• [Prompt] Each entry below must be repeated exactly. Leave the pictures out of it.

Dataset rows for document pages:
________________________________________

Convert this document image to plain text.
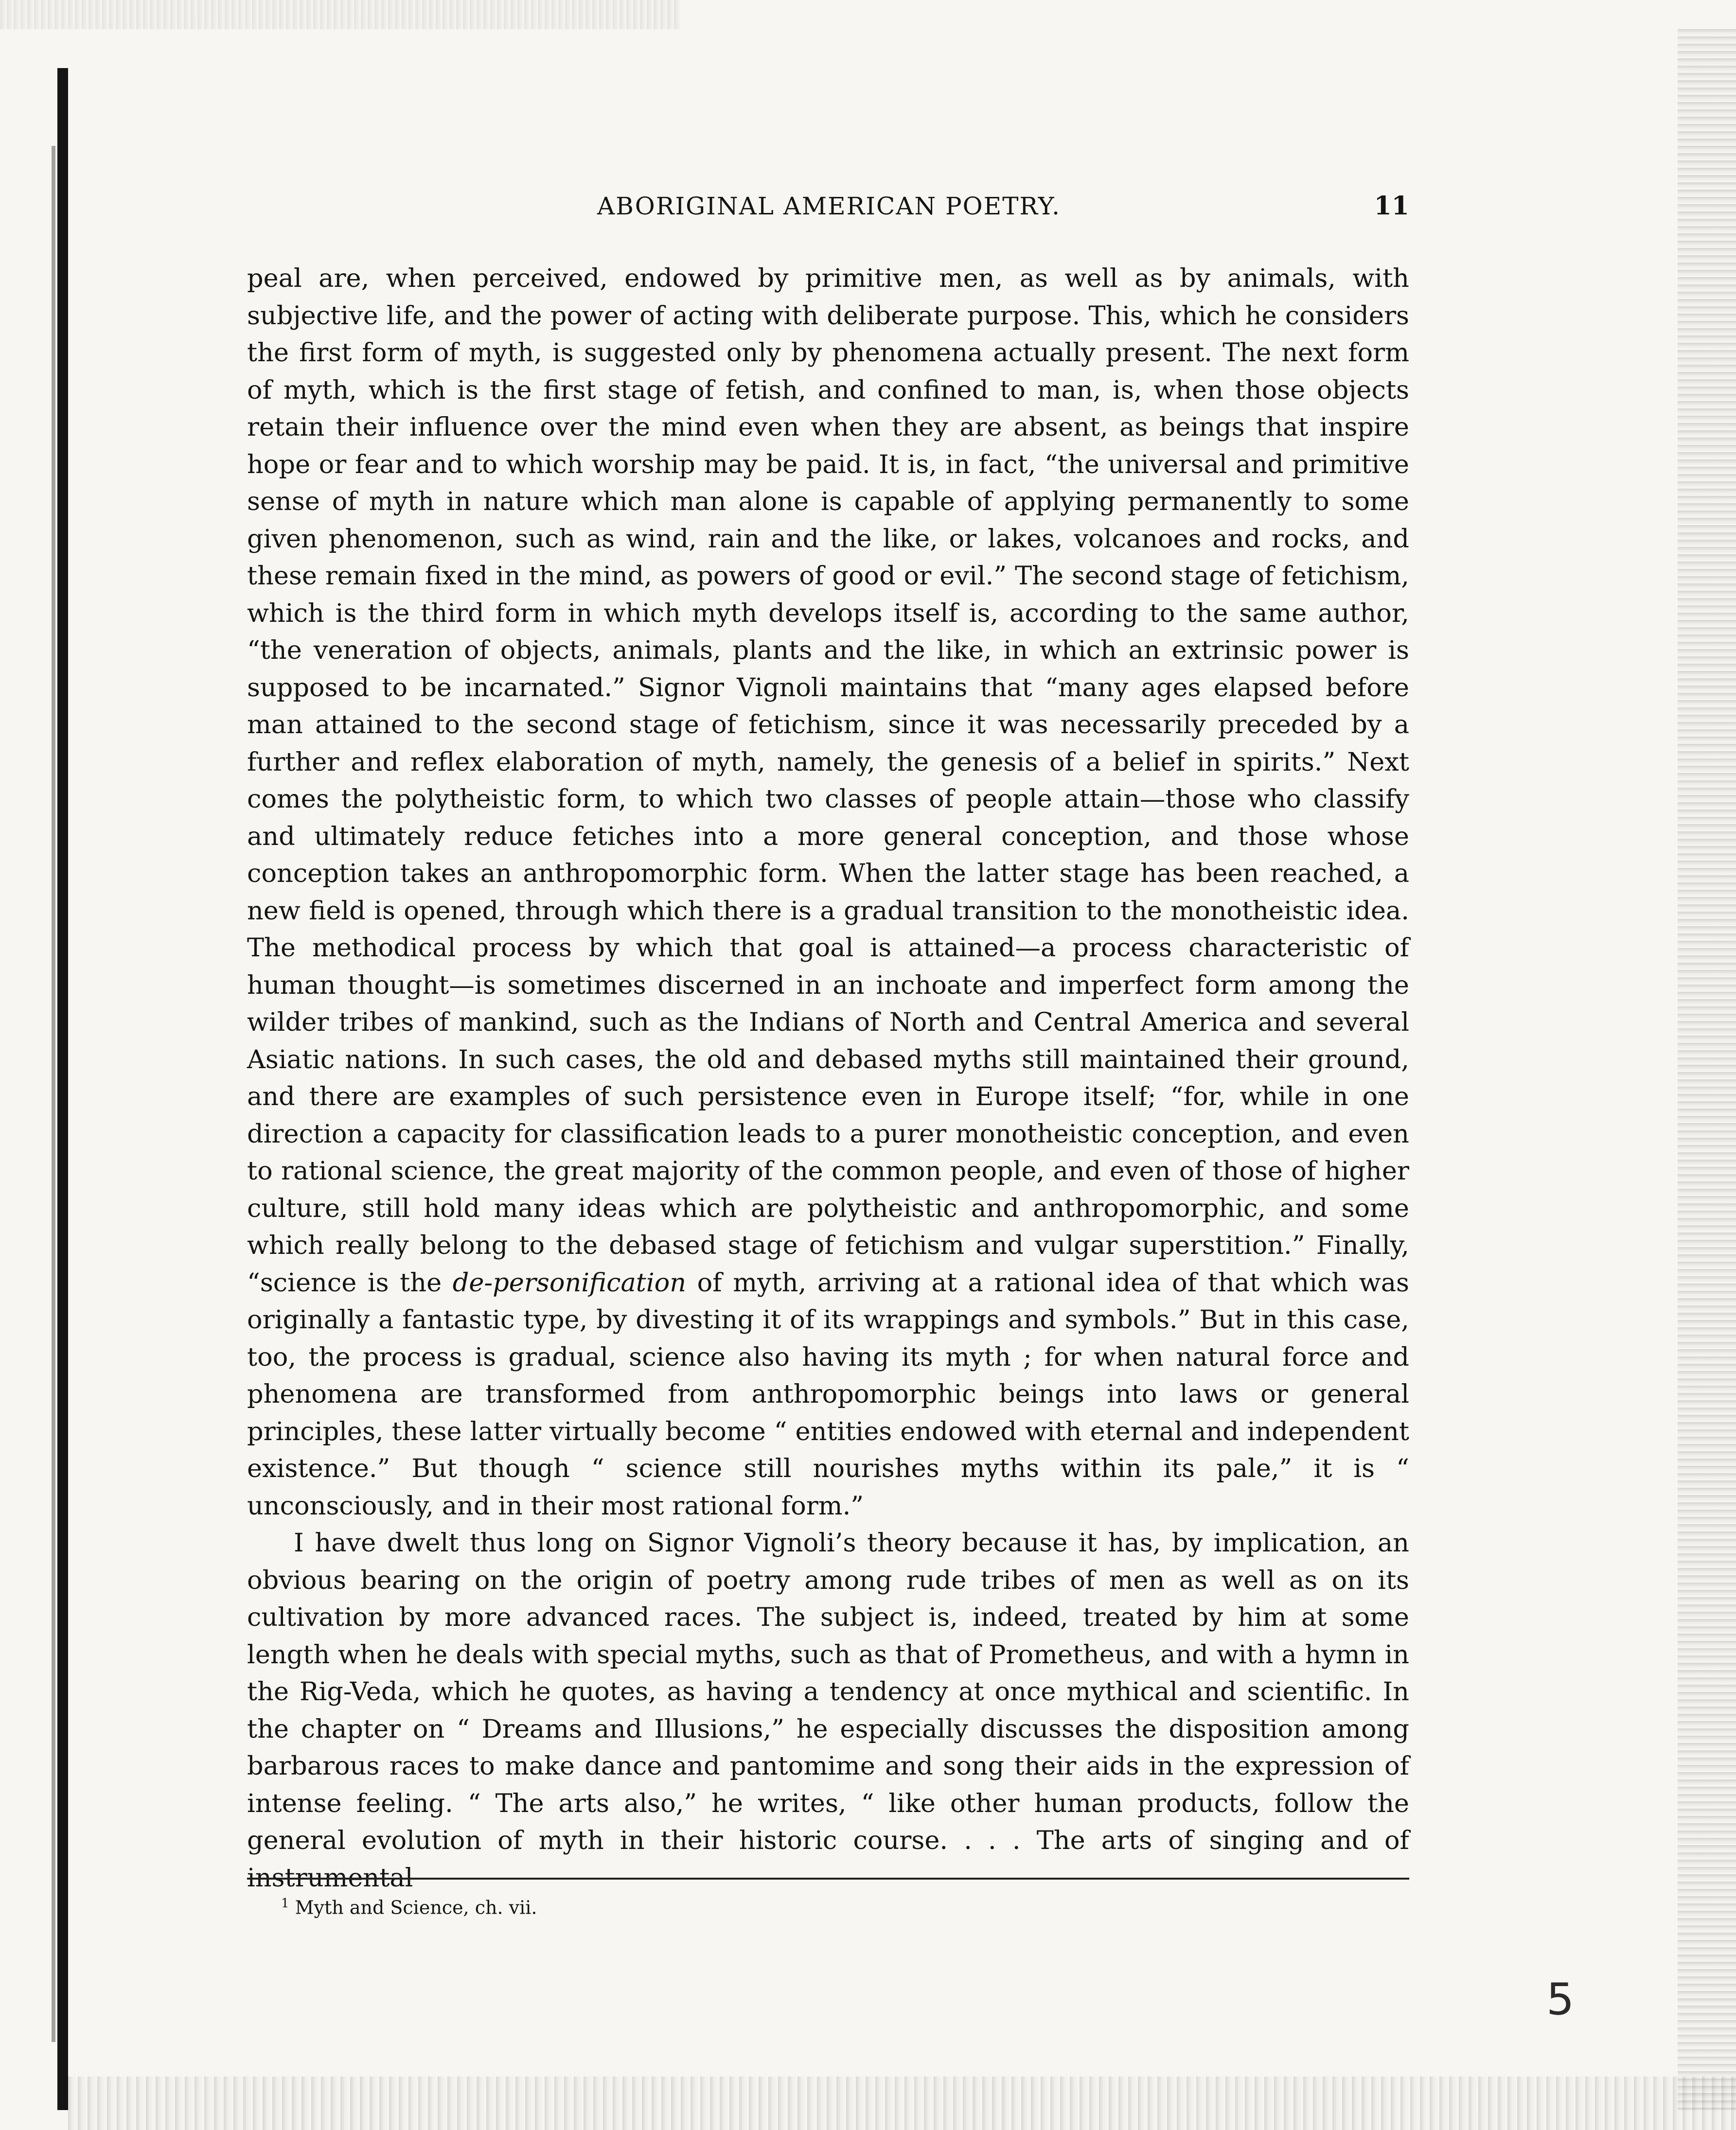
ABORIGINAL AMERICAN POETRY.	11

peal are, when perceived, endowed by primitive men, as well as by animals, with subjective life, and the power of acting with deliberate purpose. This, which he considers the first form of myth, is suggested only by phenomena actually present. The next form of myth, which is the first stage of fetish, and confined to man, is, when those objects retain their influence over the mind even when they are absent, as beings that inspire hope or fear and to which worship may be paid. It is, in fact, “the universal and primitive sense of myth in nature which man alone is capable of applying permanently to some given phenomenon, such as wind, rain and the like, or lakes, volcanoes and rocks, and these remain fixed in the mind, as powers of good or evil.” The second stage of fetichism, which is the third form in which myth develops itself is, according to the same author, “the veneration of objects, animals, plants and the like, in which an extrinsic power is supposed to be incarnated.” Signor Vignoli maintains that “many ages elapsed before man attained to the second stage of fetichism, since it was necessarily preceded by a further and reflex elaboration of myth, namely, the genesis of a belief in spirits.” Next comes the polytheistic form, to which two classes of people attain—those who classify and ultimately reduce fetiches into a more general conception, and those whose conception takes an anthropomorphic form. When the latter stage has been reached, a new field is opened, through which there is a gradual transition to the monotheistic idea. The methodical process by which that goal is attained—a process characteristic of human thought—is sometimes discerned in an inchoate and imperfect form among the wilder tribes of mankind, such as the Indians of North and Central America and several Asiatic nations. In such cases, the old and debased myths still maintained their ground, and there are examples of such persistence even in Europe itself; “for, while in one direction a capacity for classification leads to a purer monotheistic conception, and even to rational science, the great majority of the common people, and even of those of higher culture, still hold many ideas which are polytheistic and anthropomorphic, and some which really belong to the debased stage of fetichism and vulgar superstition.” Finally, “science is the de-personification of myth, arriving at a rational idea of that which was originally a fantastic type, by divesting it of its wrappings and symbols.” But in this case, too, the process is gradual, science also having its myth ; for when natural force and phenomena are transformed from anthropomorphic beings into laws or general principles, these latter virtually become “ entities endowed with eternal and independent existence.” But though “ science still nourishes myths within its pale,” it is “ unconsciously, and in their most rational form.”

I have dwelt thus long on Signor Vignoli’s theory because it has, by implication, an obvious bearing on the origin of poetry among rude tribes of men as well as on its cultivation by more advanced races. The subject is, indeed, treated by him at some length when he deals with special myths, such as that of Prometheus, and with a hymn in the Rig-Veda, which he quotes, as having a tendency at once mythical and scientific. In the chapter on “ Dreams and Illusions,” he especially discusses the disposition among barbarous races to make dance and pantomime and song their aids in the expression of intense feeling. “ The arts also,” he writes, “ like other human products, follow the general evolution of myth in their historic course. . . . The arts of singing and of instrumental

$^1$ Myth and Science, ch. vii.
5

________________________________________

• [Answer box]
Convert this document image to plain text.
ABORIGINAL AMERICAN POETRY.	11

peal are, when perceived, endowed by primitive men, as well as by animals, with subjective life, and the power of acting with deliberate purpose. This, which he considers the first form of myth, is suggested only by phenomena actually present. The next form of myth, which is the first stage of fetish, and confined to man, is, when those objects retain their influence over the mind even when they are absent, as beings that inspire hope or fear and to which worship may be paid. It is, in fact, “the universal and primitive sense of myth in nature which man alone is capable of applying permanently to some given phenomenon, such as wind, rain and the like, or lakes, volcanoes and rocks, and these remain fixed in the mind, as powers of good or evil.” The second stage of fetichism, which is the third form in which myth develops itself is, according to the same author, “the veneration of objects, animals, plants and the like, in which an extrinsic power is supposed to be incarnated.” Signor Vignoli maintains that “many ages elapsed before man attained to the second stage of fetichism, since it was necessarily preceded by a further and reflex elaboration of myth, namely, the genesis of a belief in spirits.” Next comes the polytheistic form, to which two classes of people attain—those who classify and ultimately reduce fetiches into a more general conception, and those whose conception takes an anthropomorphic form. When the latter stage has been reached, a new field is opened, through which there is a gradual transition to the monotheistic idea. The methodical process by which that goal is attained—a process characteristic of human thought—is sometimes discerned in an inchoate and imperfect form among the wilder tribes of mankind, such as the Indians of North and Central America and several Asiatic nations. In such cases, the old and debased myths still maintained their ground, and there are examples of such persistence even in Europe itself; “for, while in one direction a capacity for classification leads to a purer monotheistic conception, and even to rational science, the great majority of the common people, and even of those of higher culture, still hold many ideas which are polytheistic and anthropomorphic, and some which really belong to the debased stage of fetichism and vulgar superstition.” Finally, “science is the de-personification of myth, arriving at a rational idea of that which was originally a fantastic type, by divesting it of its wrappings and symbols.” But in this case, too, the process is gradual, science also having its myth ; for when natural force and phenomena are transformed from anthropomorphic beings into laws or general principles, these latter virtually become “ entities endowed with eternal and independent existence.” But though “ science still nourishes myths within its pale,” it is “ unconsciously, and in their most rational form.”

I have dwelt thus long on Signor Vignoli’s theory because it has, by implication, an obvious bearing on the origin of poetry among rude tribes of men as well as on its cultivation by more advanced races. The subject is, indeed, treated by him at some length when he deals with special myths, such as that of Prometheus, and with a hymn in the Rig-Veda, which he quotes, as having a tendency at once mythical and scientific. In the chapter on “ Dreams and Illusions,” he especially discusses the disposition among barbarous races to make dance and pantomime and song their aids in the expression of intense feeling. “ The arts also,” he writes, “ like other human products, follow the general evolution of myth in their historic course. . . . The arts of singing and of instrumental

$^1$ Myth and Science, ch. vii.
5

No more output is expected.